* start *

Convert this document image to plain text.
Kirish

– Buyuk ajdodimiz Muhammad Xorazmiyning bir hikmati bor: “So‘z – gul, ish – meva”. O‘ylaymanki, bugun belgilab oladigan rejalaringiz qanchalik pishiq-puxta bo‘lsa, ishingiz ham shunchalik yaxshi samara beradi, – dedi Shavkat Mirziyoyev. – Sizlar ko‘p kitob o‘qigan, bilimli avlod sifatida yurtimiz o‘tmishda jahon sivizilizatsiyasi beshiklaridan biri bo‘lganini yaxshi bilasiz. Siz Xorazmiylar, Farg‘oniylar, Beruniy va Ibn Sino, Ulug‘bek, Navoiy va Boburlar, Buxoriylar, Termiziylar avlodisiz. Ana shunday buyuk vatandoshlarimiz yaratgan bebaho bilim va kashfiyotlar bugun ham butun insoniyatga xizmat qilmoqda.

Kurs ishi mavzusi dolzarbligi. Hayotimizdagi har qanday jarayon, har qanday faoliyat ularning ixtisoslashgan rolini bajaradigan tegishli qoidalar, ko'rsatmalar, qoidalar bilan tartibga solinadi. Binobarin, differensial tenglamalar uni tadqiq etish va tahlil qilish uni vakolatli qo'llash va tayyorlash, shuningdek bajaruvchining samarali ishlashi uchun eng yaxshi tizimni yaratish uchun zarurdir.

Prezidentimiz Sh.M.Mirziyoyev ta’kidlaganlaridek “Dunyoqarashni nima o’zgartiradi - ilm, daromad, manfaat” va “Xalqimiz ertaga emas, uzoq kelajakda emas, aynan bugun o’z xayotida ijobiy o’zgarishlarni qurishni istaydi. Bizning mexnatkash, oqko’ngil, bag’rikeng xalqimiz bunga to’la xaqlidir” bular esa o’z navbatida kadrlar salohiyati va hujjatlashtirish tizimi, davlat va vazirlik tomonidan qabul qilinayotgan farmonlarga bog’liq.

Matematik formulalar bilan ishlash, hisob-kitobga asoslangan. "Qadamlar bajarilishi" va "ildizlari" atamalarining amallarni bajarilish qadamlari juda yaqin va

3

* end *

→ **Your goal**:
Quote the listing in full, please, keeping every line exact.

→ **Response to this task**:
Convert this document image to plain text.
Kirish

– Buyuk ajdodimiz Muhammad Xorazmiyning bir hikmati bor: “So‘z – gul, ish – meva”. O‘ylaymanki, bugun belgilab oladigan rejalaringiz qanchalik pishiq-puxta bo‘lsa, ishingiz ham shunchalik yaxshi samara beradi, – dedi Shavkat Mirziyoyev. – Sizlar ko‘p kitob o‘qigan, bilimli avlod sifatida yurtimiz o‘tmishda jahon sivizilizatsiyasi beshiklaridan biri bo‘lganini yaxshi bilasiz. Siz Xorazmiylar, Farg‘oniylar, Beruniy va Ibn Sino, Ulug‘bek, Navoiy va Boburlar, Buxoriylar, Termiziylar avlodisiz. Ana shunday buyuk vatandoshlarimiz yaratgan bebaho bilim va kashfiyotlar bugun ham butun insoniyatga xizmat qilmoqda.

Kurs ishi mavzusi dolzarbligi. Hayotimizdagi har qanday jarayon, har qanday faoliyat ularning ixtisoslashgan rolini bajaradigan tegishli qoidalar, ko'rsatmalar, qoidalar bilan tartibga solinadi. Binobarin, differensial tenglamalar uni tadqiq etish va tahlil qilish uni vakolatli qo'llash va tayyorlash, shuningdek bajaruvchining samarali ishlashi uchun eng yaxshi tizimni yaratish uchun zarurdir.

Prezidentimiz Sh.M.Mirziyoyev ta’kidlaganlaridek “Dunyoqarashni nima o’zgartiradi - ilm, daromad, manfaat” va “Xalqimiz ertaga emas, uzoq kelajakda emas, aynan bugun o’z xayotida ijobiy o’zgarishlarni qurishni istaydi. Bizning mexnatkash, oqko’ngil, bag’rikeng xalqimiz bunga to’la xaqlidir” bular esa o’z navbatida kadrlar salohiyati va hujjatlashtirish tizimi, davlat va vazirlik tomonidan qabul qilinayotgan farmonlarga bog’liq.

Matematik formulalar bilan ishlash, hisob-kitobga asoslangan. "Qadamlar bajarilishi" va "ildizlari" atamalarining amallarni bajarilish qadamlari juda yaqin va

3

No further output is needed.